MATERIAL PROVIDED =>
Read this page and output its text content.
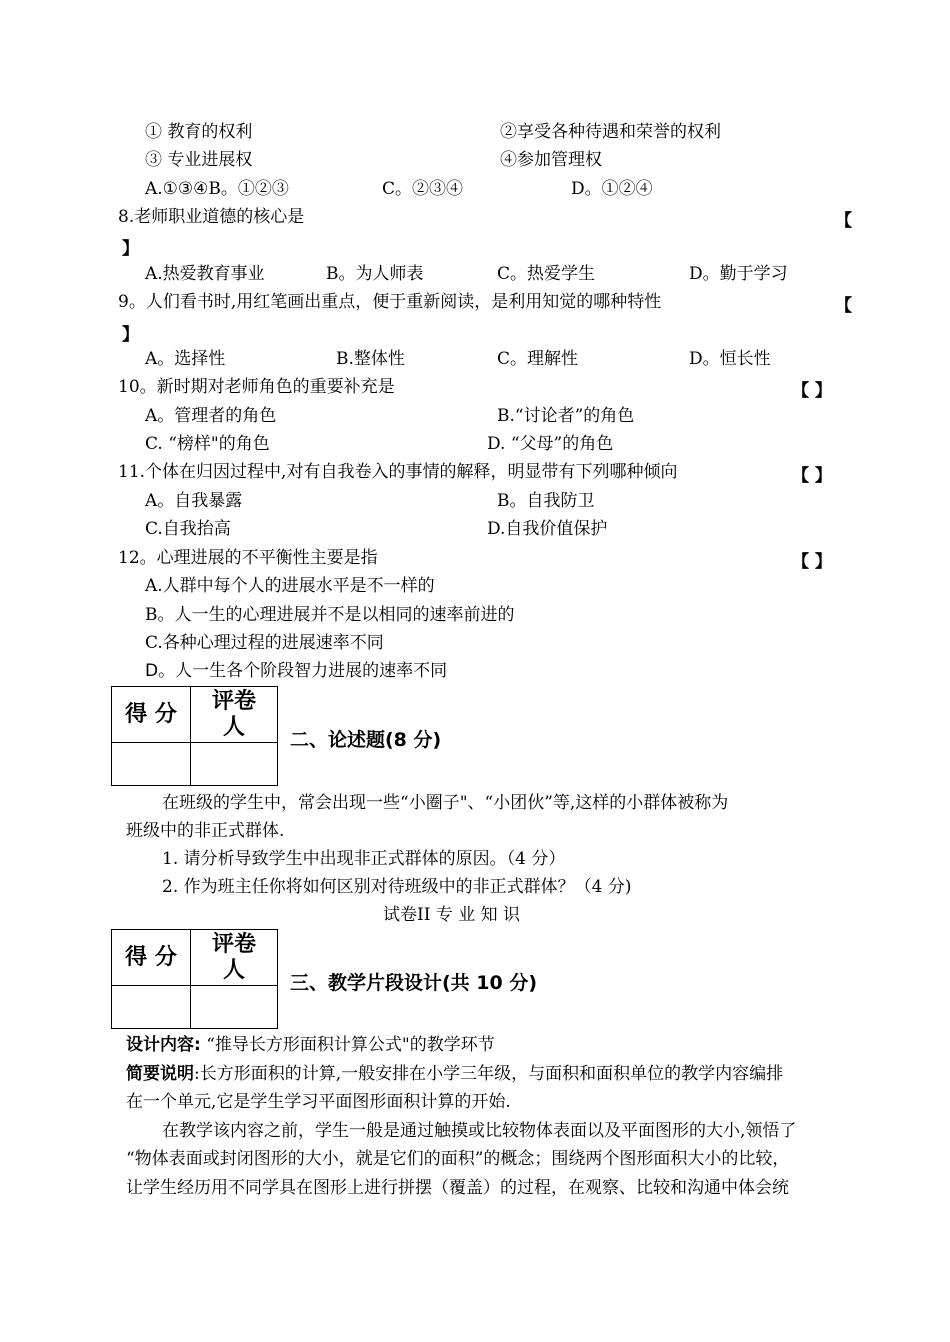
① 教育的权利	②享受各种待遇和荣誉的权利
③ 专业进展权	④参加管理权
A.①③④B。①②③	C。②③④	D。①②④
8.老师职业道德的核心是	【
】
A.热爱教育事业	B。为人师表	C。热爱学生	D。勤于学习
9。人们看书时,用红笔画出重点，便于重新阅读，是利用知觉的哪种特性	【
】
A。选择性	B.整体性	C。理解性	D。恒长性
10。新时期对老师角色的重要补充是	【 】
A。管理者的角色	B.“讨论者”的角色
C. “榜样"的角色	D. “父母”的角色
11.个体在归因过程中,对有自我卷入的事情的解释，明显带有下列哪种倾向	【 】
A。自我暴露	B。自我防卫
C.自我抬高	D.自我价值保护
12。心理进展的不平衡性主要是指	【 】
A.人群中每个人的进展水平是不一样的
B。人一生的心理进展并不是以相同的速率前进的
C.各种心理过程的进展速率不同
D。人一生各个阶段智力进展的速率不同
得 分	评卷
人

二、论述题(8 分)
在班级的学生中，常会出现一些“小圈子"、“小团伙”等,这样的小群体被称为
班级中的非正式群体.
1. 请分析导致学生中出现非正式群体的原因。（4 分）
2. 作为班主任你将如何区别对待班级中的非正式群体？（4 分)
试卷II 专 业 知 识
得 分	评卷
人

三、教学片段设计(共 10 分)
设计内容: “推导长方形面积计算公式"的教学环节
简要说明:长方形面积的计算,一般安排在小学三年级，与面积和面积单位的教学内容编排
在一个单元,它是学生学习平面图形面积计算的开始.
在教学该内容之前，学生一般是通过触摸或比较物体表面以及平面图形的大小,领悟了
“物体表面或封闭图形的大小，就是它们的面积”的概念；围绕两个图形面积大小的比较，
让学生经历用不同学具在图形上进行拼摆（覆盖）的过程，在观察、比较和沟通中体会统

TASK STATEMENT => The data above should be repeated exactly, minus any pictures.

ANSWER FOR THIS EXERCISE =>
Read this page and output its text content.
① 教育的权利	②享受各种待遇和荣誉的权利
③ 专业进展权	④参加管理权
A.①③④B。①②③	C。②③④	D。①②④
8.老师职业道德的核心是	【
】
A.热爱教育事业	B。为人师表	C。热爱学生	D。勤于学习
9。人们看书时,用红笔画出重点，便于重新阅读，是利用知觉的哪种特性	【
】
A。选择性	B.整体性	C。理解性	D。恒长性
10。新时期对老师角色的重要补充是	【 】
A。管理者的角色	B.“讨论者”的角色
C. “榜样"的角色	D. “父母”的角色
11.个体在归因过程中,对有自我卷入的事情的解释，明显带有下列哪种倾向	【 】
A。自我暴露	B。自我防卫
C.自我抬高	D.自我价值保护
12。心理进展的不平衡性主要是指	【 】
A.人群中每个人的进展水平是不一样的
B。人一生的心理进展并不是以相同的速率前进的
C.各种心理过程的进展速率不同
D。人一生各个阶段智力进展的速率不同
得 分	评卷
人

二、论述题(8 分)
在班级的学生中，常会出现一些“小圈子"、“小团伙”等,这样的小群体被称为
班级中的非正式群体.
1. 请分析导致学生中出现非正式群体的原因。（4 分）
2. 作为班主任你将如何区别对待班级中的非正式群体？（4 分)
试卷II 专 业 知 识
得 分	评卷
人

三、教学片段设计(共 10 分)
设计内容: “推导长方形面积计算公式"的教学环节
简要说明:长方形面积的计算,一般安排在小学三年级，与面积和面积单位的教学内容编排
在一个单元,它是学生学习平面图形面积计算的开始.
在教学该内容之前，学生一般是通过触摸或比较物体表面以及平面图形的大小,领悟了
“物体表面或封闭图形的大小，就是它们的面积”的概念；围绕两个图形面积大小的比较，
让学生经历用不同学具在图形上进行拼摆（覆盖）的过程，在观察、比较和沟通中体会统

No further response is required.